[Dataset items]

<<<<

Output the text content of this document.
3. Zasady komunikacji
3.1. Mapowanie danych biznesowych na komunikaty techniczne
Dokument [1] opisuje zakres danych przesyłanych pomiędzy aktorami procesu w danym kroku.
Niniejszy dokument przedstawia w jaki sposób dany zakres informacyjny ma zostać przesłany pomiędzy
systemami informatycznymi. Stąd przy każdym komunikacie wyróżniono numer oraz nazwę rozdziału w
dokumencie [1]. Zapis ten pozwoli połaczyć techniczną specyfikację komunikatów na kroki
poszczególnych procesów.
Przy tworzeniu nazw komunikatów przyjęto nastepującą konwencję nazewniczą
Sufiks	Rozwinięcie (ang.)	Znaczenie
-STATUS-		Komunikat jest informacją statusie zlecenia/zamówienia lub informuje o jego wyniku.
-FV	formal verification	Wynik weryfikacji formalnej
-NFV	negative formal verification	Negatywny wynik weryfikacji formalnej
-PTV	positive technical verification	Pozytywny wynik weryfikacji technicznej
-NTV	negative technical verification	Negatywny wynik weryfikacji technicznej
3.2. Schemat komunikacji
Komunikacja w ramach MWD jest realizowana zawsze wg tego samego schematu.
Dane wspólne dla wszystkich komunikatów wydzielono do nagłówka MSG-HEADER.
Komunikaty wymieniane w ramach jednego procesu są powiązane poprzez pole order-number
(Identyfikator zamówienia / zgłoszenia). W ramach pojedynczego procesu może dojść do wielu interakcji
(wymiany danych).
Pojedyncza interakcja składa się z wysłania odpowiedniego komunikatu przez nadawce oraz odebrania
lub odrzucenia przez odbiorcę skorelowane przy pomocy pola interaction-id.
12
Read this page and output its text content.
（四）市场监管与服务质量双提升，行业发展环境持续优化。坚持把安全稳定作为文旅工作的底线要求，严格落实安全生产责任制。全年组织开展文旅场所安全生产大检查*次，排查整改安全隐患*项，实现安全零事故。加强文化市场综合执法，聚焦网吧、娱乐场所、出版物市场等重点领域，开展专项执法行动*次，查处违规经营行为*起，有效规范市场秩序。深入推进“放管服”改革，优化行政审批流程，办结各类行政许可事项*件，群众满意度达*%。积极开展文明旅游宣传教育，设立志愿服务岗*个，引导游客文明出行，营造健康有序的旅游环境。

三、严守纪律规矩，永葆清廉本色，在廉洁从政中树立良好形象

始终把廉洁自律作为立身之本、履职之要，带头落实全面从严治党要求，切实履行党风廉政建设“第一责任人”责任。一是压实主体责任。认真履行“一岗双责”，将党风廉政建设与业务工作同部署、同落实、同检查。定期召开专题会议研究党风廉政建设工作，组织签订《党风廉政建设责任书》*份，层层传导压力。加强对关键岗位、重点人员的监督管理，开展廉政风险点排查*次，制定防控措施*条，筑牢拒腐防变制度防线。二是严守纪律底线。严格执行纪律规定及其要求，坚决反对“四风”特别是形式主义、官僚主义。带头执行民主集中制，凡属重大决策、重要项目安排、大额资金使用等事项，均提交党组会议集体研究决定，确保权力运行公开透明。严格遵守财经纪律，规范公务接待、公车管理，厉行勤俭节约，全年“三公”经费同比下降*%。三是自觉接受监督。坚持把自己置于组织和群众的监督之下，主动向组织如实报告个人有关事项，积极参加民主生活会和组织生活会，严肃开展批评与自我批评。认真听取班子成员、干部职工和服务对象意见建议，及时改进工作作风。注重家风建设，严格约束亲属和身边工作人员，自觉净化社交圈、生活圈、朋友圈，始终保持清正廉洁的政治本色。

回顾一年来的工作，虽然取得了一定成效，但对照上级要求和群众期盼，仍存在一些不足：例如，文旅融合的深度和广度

>>>>

» **BRIEF**
Would you copy out each line exactly as written?

» **WRITTEN SOLUTION**
Output the text content of this document.
3. Zasady komunikacji
3.1. Mapowanie danych biznesowych na komunikaty techniczne
Dokument [1] opisuje zakres danych przesyłanych pomiędzy aktorami procesu w danym kroku.
Niniejszy dokument przedstawia w jaki sposób dany zakres informacyjny ma zostać przesłany pomiędzy
systemami informatycznymi. Stąd przy każdym komunikacie wyróżniono numer oraz nazwę rozdziału w
dokumencie [1]. Zapis ten pozwoli połaczyć techniczną specyfikację komunikatów na kroki
poszczególnych procesów.
Przy tworzeniu nazw komunikatów przyjęto nastepującą konwencję nazewniczą
Sufiks	Rozwinięcie (ang.)	Znaczenie
-STATUS-		Komunikat jest informacją statusie zlecenia/zamówienia lub informuje o jego wyniku.
-FV	formal verification	Wynik weryfikacji formalnej
-NFV	negative formal verification	Negatywny wynik weryfikacji formalnej
-PTV	positive technical verification	Pozytywny wynik weryfikacji technicznej
-NTV	negative technical verification	Negatywny wynik weryfikacji technicznej
3.2. Schemat komunikacji
Komunikacja w ramach MWD jest realizowana zawsze wg tego samego schematu.
Dane wspólne dla wszystkich komunikatów wydzielono do nagłówka MSG-HEADER.
Komunikaty wymieniane w ramach jednego procesu są powiązane poprzez pole order-number
(Identyfikator zamówienia / zgłoszenia). W ramach pojedynczego procesu może dojść do wielu interakcji
(wymiany danych).
Pojedyncza interakcja składa się z wysłania odpowiedniego komunikatu przez nadawce oraz odebrania
lub odrzucenia przez odbiorcę skorelowane przy pomocy pola interaction-id.
12
Read this page and output its text content.
（四）市场监管与服务质量双提升，行业发展环境持续优化。坚持把安全稳定作为文旅工作的底线要求，严格落实安全生产责任制。全年组织开展文旅场所安全生产大检查*次，排查整改安全隐患*项，实现安全零事故。加强文化市场综合执法，聚焦网吧、娱乐场所、出版物市场等重点领域，开展专项执法行动*次，查处违规经营行为*起，有效规范市场秩序。深入推进“放管服”改革，优化行政审批流程，办结各类行政许可事项*件，群众满意度达*%。积极开展文明旅游宣传教育，设立志愿服务岗*个，引导游客文明出行，营造健康有序的旅游环境。

三、严守纪律规矩，永葆清廉本色，在廉洁从政中树立良好形象

始终把廉洁自律作为立身之本、履职之要，带头落实全面从严治党要求，切实履行党风廉政建设“第一责任人”责任。一是压实主体责任。认真履行“一岗双责”，将党风廉政建设与业务工作同部署、同落实、同检查。定期召开专题会议研究党风廉政建设工作，组织签订《党风廉政建设责任书》*份，层层传导压力。加强对关键岗位、重点人员的监督管理，开展廉政风险点排查*次，制定防控措施*条，筑牢拒腐防变制度防线。二是严守纪律底线。严格执行纪律规定及其要求，坚决反对“四风”特别是形式主义、官僚主义。带头执行民主集中制，凡属重大决策、重要项目安排、大额资金使用等事项，均提交党组会议集体研究决定，确保权力运行公开透明。严格遵守财经纪律，规范公务接待、公车管理，厉行勤俭节约，全年“三公”经费同比下降*%。三是自觉接受监督。坚持把自己置于组织和群众的监督之下，主动向组织如实报告个人有关事项，积极参加民主生活会和组织生活会，严肃开展批评与自我批评。认真听取班子成员、干部职工和服务对象意见建议，及时改进工作作风。注重家风建设，严格约束亲属和身边工作人员，自觉净化社交圈、生活圈、朋友圈，始终保持清正廉洁的政治本色。

回顾一年来的工作，虽然取得了一定成效，但对照上级要求和群众期盼，仍存在一些不足：例如，文旅融合的深度和广度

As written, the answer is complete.